__AIM OF THE TASK__
From the records below, extract all the text exactly and leave the images behind.

__RECORDS SUPPLIED__
......

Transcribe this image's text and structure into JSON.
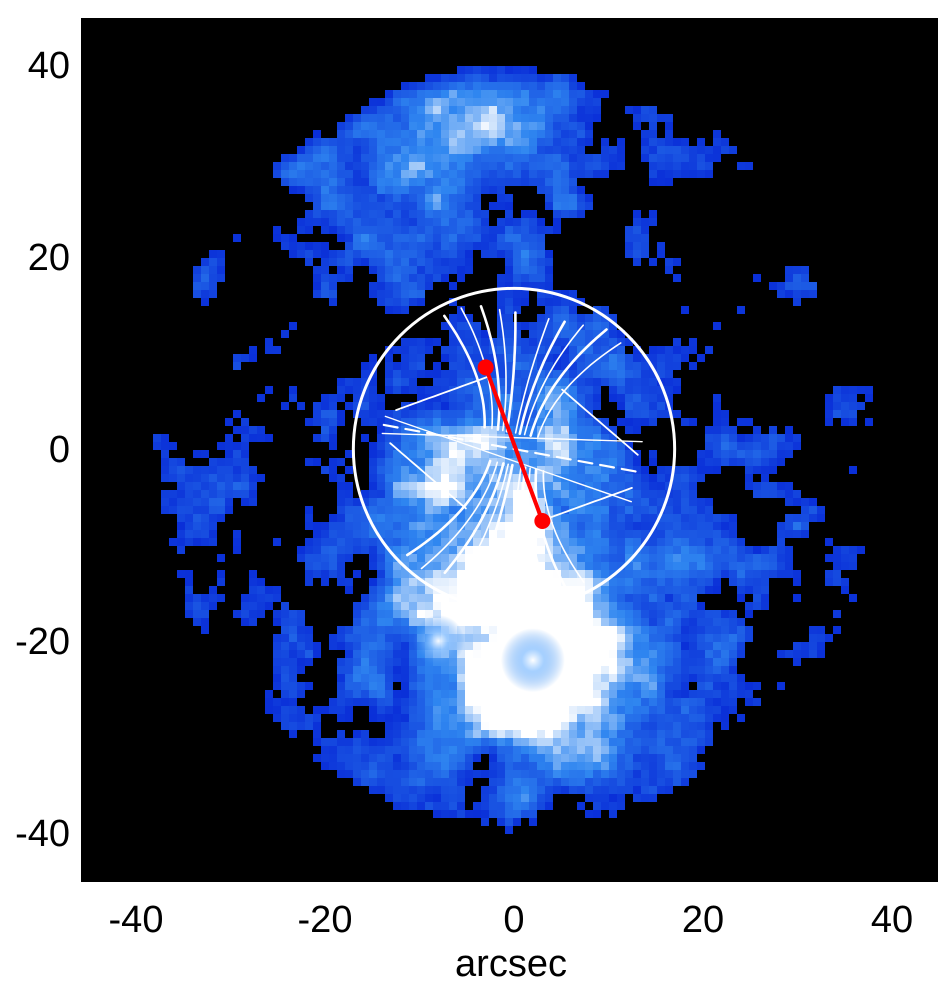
{
  "figure": {
    "x_axis": {
      "label": "arcsec",
      "range": [
        -45,
        45
      ],
      "tick_labels": [
        "-40",
        "-20",
        "0",
        "20",
        "40"
      ],
      "tick_values": [
        -40,
        -20,
        0,
        20,
        40
      ]
    },
    "y_axis": {
      "label": "",
      "range": [
        -45,
        45
      ],
      "tick_labels": [
        "40",
        "20",
        "0",
        "-20",
        "-40"
      ],
      "tick_values": [
        40,
        20,
        0,
        -20,
        -40
      ]
    },
    "colormap": {
      "background": "#000000",
      "low": "#0a2fd8",
      "mid": "#2f86f0",
      "high": "#ffffff"
    },
    "overlay": {
      "circle_radius_arcsec": 17,
      "circle_color": "#ffffff",
      "field_line_color": "#ffffff",
      "orientation_segment": {
        "color": "#ff0000",
        "start": [
          -3,
          8.5
        ],
        "end": [
          3,
          -7.5
        ]
      }
    }
  }
}
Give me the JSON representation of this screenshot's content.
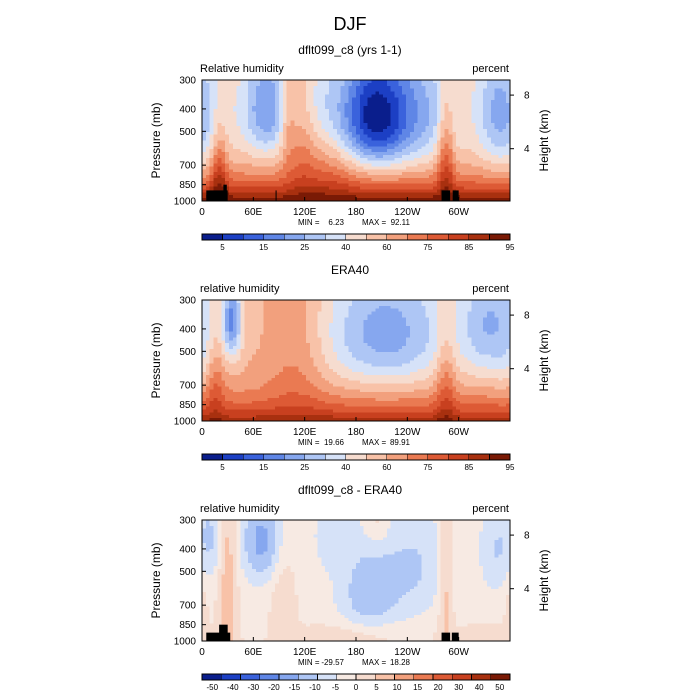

......

__EXERCISE ANSWER__
Transcribe this image's text and structure into JSON.
{
  "figure": {
    "x_axis": {
      "label": "arcsec",
      "range": [
        -45,
        45
      ],
      "tick_labels": [
        "-40",
        "-20",
        "0",
        "20",
        "40"
      ],
      "tick_values": [
        -40,
        -20,
        0,
        20,
        40
      ]
    },
    "y_axis": {
      "label": "",
      "range": [
        -45,
        45
      ],
      "tick_labels": [
        "40",
        "20",
        "0",
        "-20",
        "-40"
      ],
      "tick_values": [
        40,
        20,
        0,
        -20,
        -40
      ]
    },
    "colormap": {
      "background": "#000000",
      "low": "#0a2fd8",
      "mid": "#2f86f0",
      "high": "#ffffff"
    },
    "overlay": {
      "circle_radius_arcsec": 17,
      "circle_color": "#ffffff",
      "field_line_color": "#ffffff",
      "orientation_segment": {
        "color": "#ff0000",
        "start": [
          -3,
          8.5
        ],
        "end": [
          3,
          -7.5
        ]
      }
    }
  }
}
Give me the JSON representation of this screenshot's content.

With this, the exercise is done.